— Records provided —
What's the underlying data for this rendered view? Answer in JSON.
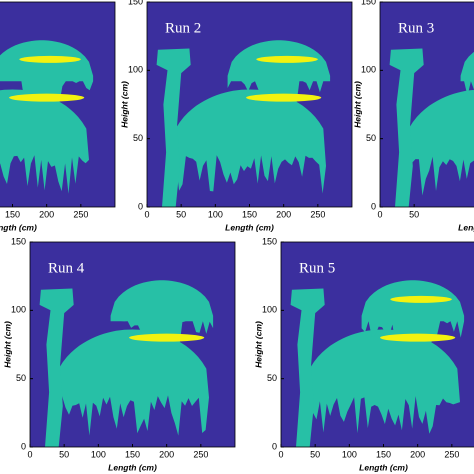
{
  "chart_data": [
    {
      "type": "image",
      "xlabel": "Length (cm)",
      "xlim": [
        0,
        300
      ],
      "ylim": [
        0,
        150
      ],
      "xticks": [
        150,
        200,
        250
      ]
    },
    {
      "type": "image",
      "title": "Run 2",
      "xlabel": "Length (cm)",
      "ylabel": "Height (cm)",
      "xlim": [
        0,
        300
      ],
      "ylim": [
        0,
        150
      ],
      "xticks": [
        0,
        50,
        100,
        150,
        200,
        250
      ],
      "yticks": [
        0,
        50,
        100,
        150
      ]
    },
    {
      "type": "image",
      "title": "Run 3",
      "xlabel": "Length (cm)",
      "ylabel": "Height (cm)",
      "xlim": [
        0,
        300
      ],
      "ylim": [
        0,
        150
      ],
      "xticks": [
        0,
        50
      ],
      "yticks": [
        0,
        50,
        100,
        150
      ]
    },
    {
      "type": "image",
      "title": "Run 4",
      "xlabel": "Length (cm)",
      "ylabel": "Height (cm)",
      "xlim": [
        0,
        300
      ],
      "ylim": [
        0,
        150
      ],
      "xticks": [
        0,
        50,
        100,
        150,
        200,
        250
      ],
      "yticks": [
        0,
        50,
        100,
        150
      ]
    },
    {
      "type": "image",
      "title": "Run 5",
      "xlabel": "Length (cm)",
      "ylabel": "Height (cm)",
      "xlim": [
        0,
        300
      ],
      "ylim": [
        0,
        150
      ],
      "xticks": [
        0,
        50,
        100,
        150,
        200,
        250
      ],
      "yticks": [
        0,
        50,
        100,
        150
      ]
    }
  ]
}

— Brief —
Images should not appear in the copy; retype the listing above exactly.

— Response to this exercise —
What's the underlying data for this rendered view? Answer in JSON.
{
  "chart_data": [
    {
      "type": "image",
      "xlabel": "Length (cm)",
      "xlim": [
        0,
        300
      ],
      "ylim": [
        0,
        150
      ],
      "xticks": [
        150,
        200,
        250
      ]
    },
    {
      "type": "image",
      "title": "Run 2",
      "xlabel": "Length (cm)",
      "ylabel": "Height (cm)",
      "xlim": [
        0,
        300
      ],
      "ylim": [
        0,
        150
      ],
      "xticks": [
        0,
        50,
        100,
        150,
        200,
        250
      ],
      "yticks": [
        0,
        50,
        100,
        150
      ]
    },
    {
      "type": "image",
      "title": "Run 3",
      "xlabel": "Length (cm)",
      "ylabel": "Height (cm)",
      "xlim": [
        0,
        300
      ],
      "ylim": [
        0,
        150
      ],
      "xticks": [
        0,
        50
      ],
      "yticks": [
        0,
        50,
        100,
        150
      ]
    },
    {
      "type": "image",
      "title": "Run 4",
      "xlabel": "Length (cm)",
      "ylabel": "Height (cm)",
      "xlim": [
        0,
        300
      ],
      "ylim": [
        0,
        150
      ],
      "xticks": [
        0,
        50,
        100,
        150,
        200,
        250
      ],
      "yticks": [
        0,
        50,
        100,
        150
      ]
    },
    {
      "type": "image",
      "title": "Run 5",
      "xlabel": "Length (cm)",
      "ylabel": "Height (cm)",
      "xlim": [
        0,
        300
      ],
      "ylim": [
        0,
        150
      ],
      "xticks": [
        0,
        50,
        100,
        150,
        200,
        250
      ],
      "yticks": [
        0,
        50,
        100,
        150
      ]
    }
  ]
}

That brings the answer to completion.